What you should do: Count how many lines include "cette" and answer with that number only.

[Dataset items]
—————

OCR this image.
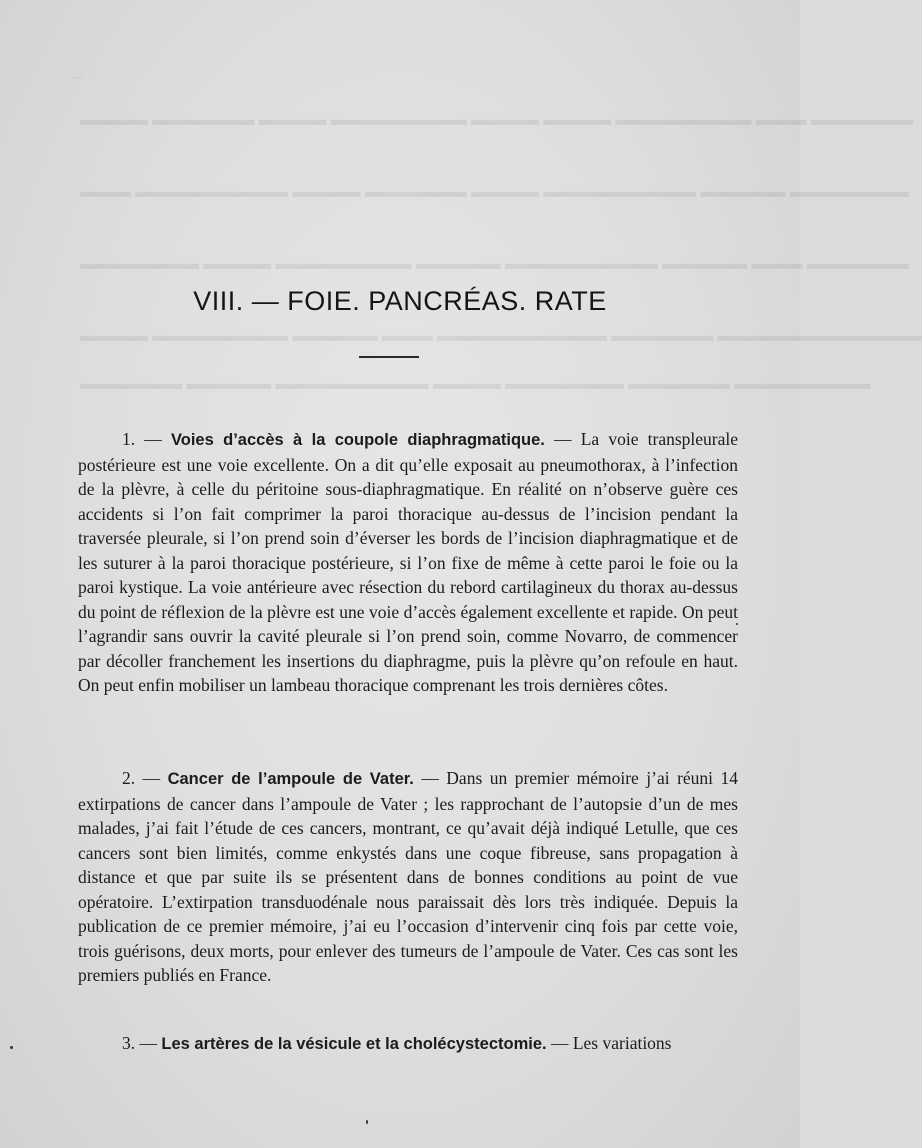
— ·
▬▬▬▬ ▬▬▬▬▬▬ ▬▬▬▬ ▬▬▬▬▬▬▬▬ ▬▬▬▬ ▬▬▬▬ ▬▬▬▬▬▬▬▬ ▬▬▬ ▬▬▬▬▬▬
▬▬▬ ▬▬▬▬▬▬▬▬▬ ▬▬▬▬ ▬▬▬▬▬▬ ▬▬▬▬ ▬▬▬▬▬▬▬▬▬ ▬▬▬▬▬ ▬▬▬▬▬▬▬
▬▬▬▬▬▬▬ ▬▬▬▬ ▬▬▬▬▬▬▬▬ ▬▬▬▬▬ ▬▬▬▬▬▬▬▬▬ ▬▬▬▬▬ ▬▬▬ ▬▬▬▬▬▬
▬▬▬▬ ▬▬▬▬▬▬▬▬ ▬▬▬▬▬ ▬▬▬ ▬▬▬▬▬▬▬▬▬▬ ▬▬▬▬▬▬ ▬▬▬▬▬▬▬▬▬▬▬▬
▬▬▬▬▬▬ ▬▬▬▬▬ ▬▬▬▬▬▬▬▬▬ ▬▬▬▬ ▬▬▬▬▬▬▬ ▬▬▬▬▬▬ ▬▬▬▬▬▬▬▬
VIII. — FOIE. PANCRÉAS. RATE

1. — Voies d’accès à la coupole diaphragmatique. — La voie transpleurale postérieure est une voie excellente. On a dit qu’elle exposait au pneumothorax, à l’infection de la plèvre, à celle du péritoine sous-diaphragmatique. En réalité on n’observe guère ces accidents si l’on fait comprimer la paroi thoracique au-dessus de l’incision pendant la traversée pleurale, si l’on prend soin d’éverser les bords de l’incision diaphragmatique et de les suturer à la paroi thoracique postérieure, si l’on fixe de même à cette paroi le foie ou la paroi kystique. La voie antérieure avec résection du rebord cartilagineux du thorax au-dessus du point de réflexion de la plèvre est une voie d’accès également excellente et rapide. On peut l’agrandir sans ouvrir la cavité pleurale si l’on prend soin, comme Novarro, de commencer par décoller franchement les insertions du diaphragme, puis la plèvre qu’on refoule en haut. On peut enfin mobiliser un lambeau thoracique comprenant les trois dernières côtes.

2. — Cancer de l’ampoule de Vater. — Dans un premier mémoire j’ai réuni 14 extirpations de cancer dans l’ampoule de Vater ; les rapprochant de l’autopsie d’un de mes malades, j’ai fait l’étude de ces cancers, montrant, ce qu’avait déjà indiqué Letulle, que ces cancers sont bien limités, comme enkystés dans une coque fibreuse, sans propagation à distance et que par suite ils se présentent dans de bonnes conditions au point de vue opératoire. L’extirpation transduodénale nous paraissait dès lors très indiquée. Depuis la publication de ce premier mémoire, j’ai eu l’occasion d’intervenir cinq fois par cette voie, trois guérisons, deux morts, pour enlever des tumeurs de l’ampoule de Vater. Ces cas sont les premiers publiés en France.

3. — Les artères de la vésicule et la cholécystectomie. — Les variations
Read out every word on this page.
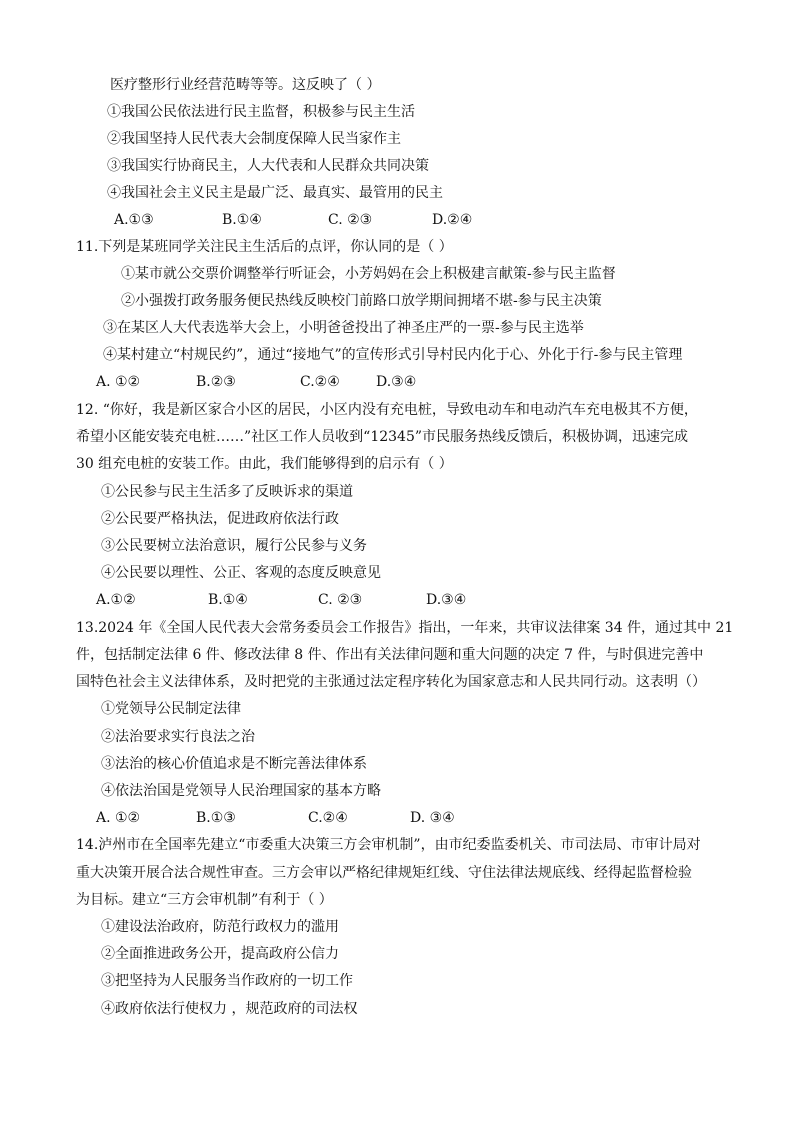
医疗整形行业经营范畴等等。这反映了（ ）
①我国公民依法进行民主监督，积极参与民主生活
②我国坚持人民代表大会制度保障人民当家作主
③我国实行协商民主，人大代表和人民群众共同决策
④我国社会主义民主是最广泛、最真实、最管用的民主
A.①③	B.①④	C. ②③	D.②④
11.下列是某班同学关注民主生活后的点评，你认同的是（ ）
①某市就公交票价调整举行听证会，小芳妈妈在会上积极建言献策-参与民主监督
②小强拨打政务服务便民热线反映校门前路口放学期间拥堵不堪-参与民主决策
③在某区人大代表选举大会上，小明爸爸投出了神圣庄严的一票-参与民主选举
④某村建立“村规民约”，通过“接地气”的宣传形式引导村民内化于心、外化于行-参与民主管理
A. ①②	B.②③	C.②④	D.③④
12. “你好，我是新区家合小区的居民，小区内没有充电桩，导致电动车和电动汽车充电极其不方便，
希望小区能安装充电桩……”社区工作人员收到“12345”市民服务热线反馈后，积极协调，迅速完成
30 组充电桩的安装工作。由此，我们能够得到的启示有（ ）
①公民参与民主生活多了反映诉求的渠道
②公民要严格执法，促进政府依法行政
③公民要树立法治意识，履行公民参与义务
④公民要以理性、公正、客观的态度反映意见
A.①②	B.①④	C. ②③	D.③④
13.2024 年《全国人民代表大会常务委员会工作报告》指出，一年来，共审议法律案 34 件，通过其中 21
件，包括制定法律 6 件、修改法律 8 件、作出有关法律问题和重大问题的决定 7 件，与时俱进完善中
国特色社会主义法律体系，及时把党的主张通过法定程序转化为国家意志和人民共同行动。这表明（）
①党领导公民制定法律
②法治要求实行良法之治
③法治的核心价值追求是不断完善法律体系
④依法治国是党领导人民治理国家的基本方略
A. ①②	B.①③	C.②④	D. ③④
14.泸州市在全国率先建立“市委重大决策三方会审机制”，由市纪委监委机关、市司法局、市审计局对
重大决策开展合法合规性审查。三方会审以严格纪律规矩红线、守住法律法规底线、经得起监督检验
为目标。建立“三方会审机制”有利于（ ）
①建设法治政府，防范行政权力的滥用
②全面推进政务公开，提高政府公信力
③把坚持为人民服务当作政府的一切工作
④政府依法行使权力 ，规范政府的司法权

—————

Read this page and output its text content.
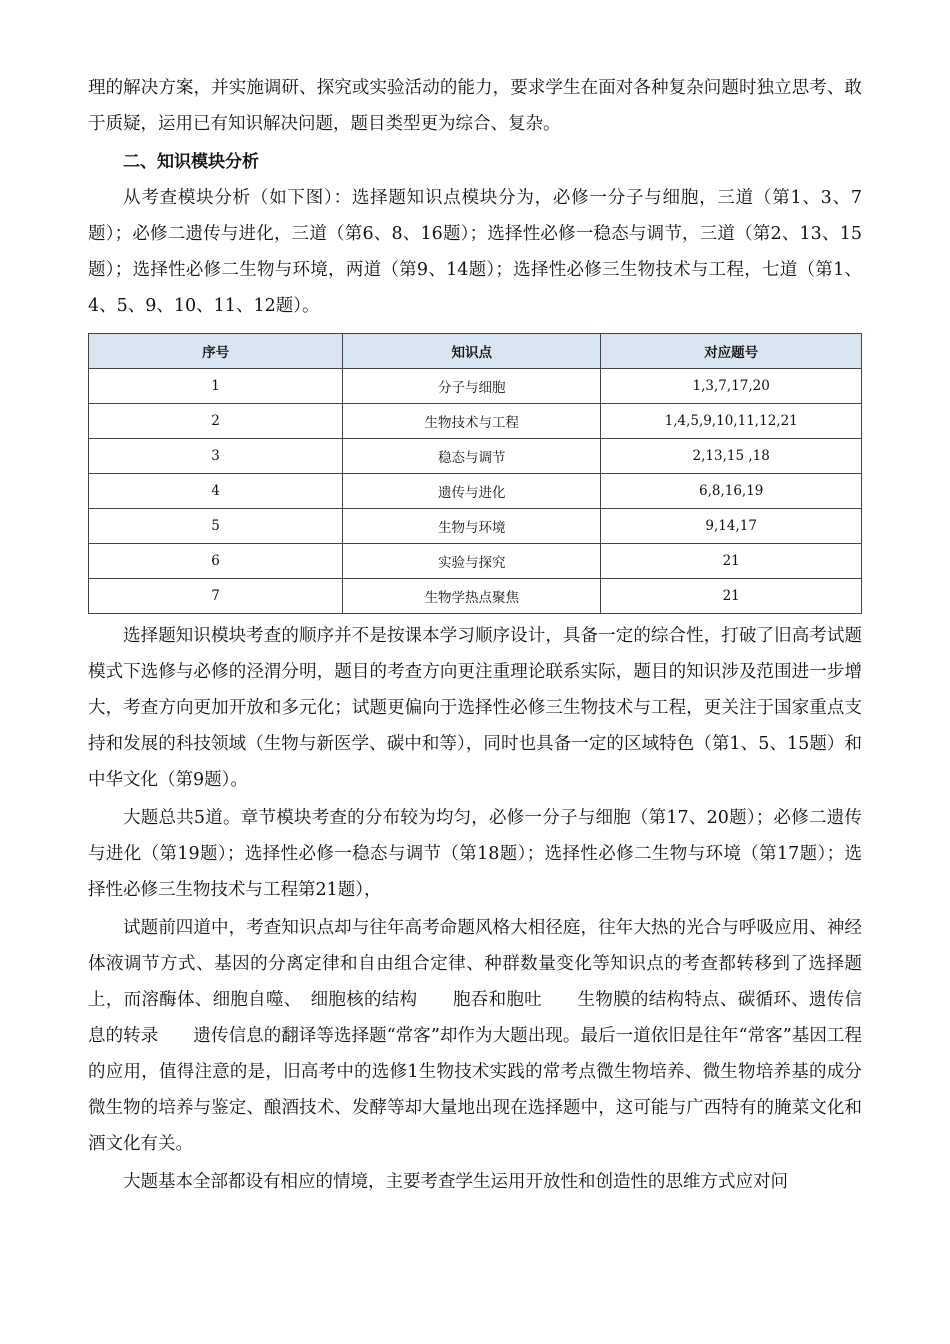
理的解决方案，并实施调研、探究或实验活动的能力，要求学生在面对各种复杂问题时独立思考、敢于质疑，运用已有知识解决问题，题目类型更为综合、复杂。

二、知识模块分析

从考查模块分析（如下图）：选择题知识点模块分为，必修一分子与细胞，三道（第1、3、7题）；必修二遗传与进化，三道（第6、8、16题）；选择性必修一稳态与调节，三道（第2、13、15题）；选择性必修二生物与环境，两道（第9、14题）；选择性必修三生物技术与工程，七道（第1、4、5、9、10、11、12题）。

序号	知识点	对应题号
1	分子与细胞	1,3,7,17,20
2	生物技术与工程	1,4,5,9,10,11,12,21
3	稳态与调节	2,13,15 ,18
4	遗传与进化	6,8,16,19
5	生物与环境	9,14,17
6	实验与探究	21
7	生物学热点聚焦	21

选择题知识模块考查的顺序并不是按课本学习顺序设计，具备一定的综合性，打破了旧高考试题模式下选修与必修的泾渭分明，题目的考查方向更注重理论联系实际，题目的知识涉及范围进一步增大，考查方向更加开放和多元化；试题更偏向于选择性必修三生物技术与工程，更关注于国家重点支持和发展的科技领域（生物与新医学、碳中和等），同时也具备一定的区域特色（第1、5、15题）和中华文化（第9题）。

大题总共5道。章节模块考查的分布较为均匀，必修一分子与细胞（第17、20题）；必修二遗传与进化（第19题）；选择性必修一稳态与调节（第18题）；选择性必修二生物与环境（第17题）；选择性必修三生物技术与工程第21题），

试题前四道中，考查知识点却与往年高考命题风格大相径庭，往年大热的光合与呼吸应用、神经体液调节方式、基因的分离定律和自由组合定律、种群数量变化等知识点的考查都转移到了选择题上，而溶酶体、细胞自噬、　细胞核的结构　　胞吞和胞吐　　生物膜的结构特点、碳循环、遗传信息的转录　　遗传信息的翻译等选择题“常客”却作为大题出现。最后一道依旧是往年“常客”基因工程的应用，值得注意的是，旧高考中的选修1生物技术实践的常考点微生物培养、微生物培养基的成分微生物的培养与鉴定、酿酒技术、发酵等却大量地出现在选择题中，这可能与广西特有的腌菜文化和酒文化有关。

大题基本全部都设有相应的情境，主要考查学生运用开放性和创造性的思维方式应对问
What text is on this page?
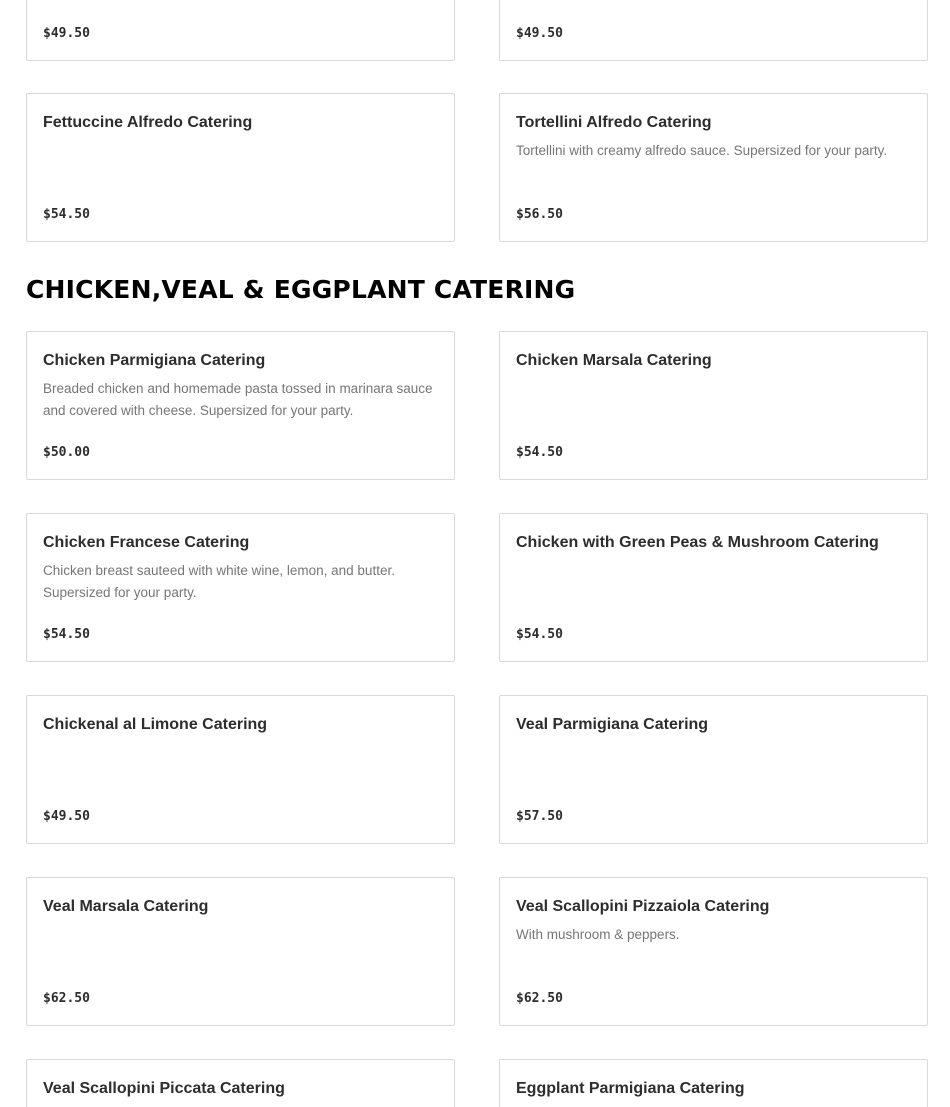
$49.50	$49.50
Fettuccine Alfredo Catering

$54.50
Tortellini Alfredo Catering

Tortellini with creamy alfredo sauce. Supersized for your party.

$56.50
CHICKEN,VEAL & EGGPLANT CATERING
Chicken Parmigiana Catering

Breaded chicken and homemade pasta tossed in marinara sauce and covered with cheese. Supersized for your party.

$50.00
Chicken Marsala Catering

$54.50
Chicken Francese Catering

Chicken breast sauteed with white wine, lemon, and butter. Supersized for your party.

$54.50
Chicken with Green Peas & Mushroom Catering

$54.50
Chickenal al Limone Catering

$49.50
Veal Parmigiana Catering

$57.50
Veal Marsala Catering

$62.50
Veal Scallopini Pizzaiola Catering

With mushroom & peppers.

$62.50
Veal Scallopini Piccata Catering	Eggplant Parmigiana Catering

—————

Problem solution: 2